> [Selected text]:
•••••
As the number of deaths from the COVID-19 pandemic exceeds 186,000 in the US and tops 868,000 worldwide [ 1 ], here is a profoundly disturbing fact:

Researchers estimate that birds and mammals harbor anywhere from 631,000 to 827,000 unknown viruses that could potentially leap into humans. [ 2 ]

Keep in mind that any one of those viruses could be less infectious and less lethal that COVID-19 –or far more so. In other words, in the midst of the current crisis, we could experience another, equally or even more severely crippling, infectious disease outbreak. Or two. Or three. Or….

And the truth is, we (both the US and the world) are not ready. While there have been calls –some quite long-standing and many more quite recently– to reform both public health’s and medicine’s ability to respond to serious outbreaks, the rebuilding challenges extend far, far beyond just these two disciplines. [ 3 ]

The rebuilding we must do is not simply to reverse the failed and all too painful response of the current administration or even to restore public health and medical care to their previous states prior to Trump’s election, but to reshape and enhance them to levels of functionality they have never known before. And –and this is critical– at the same time we must fortify our entire social fabric, in which public health and medicine play only a part.
•••••
> [Excerpted records]:

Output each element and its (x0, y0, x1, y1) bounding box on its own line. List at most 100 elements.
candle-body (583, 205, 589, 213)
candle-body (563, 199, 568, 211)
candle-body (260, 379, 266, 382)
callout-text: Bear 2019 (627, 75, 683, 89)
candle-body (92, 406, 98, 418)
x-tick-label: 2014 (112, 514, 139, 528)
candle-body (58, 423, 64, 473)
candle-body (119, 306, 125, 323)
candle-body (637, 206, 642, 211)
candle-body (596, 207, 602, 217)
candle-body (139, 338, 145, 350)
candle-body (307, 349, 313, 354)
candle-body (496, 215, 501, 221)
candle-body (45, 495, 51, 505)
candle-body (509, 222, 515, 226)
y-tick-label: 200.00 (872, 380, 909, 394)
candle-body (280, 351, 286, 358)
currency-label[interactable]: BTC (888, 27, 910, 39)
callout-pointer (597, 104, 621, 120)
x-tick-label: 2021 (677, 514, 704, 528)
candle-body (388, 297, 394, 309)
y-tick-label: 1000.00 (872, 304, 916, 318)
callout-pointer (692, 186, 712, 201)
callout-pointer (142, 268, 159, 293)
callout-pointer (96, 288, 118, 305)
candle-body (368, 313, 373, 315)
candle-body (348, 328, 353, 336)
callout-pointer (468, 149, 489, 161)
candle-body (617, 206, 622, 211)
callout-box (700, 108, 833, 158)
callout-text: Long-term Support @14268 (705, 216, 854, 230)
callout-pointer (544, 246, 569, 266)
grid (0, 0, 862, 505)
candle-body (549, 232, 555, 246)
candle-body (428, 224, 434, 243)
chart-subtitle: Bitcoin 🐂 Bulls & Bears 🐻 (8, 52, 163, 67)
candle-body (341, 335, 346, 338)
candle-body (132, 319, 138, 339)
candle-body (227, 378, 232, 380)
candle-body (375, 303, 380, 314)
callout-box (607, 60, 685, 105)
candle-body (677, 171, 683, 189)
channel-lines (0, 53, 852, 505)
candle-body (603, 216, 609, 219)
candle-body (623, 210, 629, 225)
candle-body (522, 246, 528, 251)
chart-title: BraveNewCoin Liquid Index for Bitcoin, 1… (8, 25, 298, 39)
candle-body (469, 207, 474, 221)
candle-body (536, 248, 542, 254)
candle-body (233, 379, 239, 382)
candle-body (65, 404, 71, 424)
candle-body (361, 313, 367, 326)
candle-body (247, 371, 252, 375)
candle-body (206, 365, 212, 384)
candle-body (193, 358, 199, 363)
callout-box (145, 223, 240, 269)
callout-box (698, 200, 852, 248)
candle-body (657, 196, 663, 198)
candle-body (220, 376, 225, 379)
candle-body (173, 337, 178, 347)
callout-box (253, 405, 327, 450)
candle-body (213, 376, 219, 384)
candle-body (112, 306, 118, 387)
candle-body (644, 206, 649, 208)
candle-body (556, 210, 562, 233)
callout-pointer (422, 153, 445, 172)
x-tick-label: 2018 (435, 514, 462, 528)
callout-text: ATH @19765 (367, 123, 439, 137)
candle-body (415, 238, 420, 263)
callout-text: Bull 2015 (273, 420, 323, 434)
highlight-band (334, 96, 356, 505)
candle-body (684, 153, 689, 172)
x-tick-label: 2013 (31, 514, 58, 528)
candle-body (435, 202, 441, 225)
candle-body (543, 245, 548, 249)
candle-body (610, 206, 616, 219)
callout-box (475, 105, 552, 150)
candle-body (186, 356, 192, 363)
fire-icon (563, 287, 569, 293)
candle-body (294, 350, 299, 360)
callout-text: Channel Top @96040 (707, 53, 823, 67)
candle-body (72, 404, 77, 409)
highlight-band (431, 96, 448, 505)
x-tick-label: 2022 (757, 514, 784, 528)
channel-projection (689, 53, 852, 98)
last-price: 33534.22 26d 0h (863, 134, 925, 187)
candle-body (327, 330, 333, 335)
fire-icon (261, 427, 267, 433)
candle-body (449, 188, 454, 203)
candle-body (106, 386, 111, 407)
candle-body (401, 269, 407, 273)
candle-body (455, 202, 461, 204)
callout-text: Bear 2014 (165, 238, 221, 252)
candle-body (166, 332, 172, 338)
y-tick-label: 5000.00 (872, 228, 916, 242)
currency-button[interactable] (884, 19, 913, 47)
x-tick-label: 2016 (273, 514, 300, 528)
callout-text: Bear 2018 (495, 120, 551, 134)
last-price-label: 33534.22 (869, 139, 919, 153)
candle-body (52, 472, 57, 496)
•••••
> [Exercise]:
List every number in the passage about pandemic preparedness that is written with a comma.

> [Worked solution]:
186,000; 868,000; 631,000; 827,000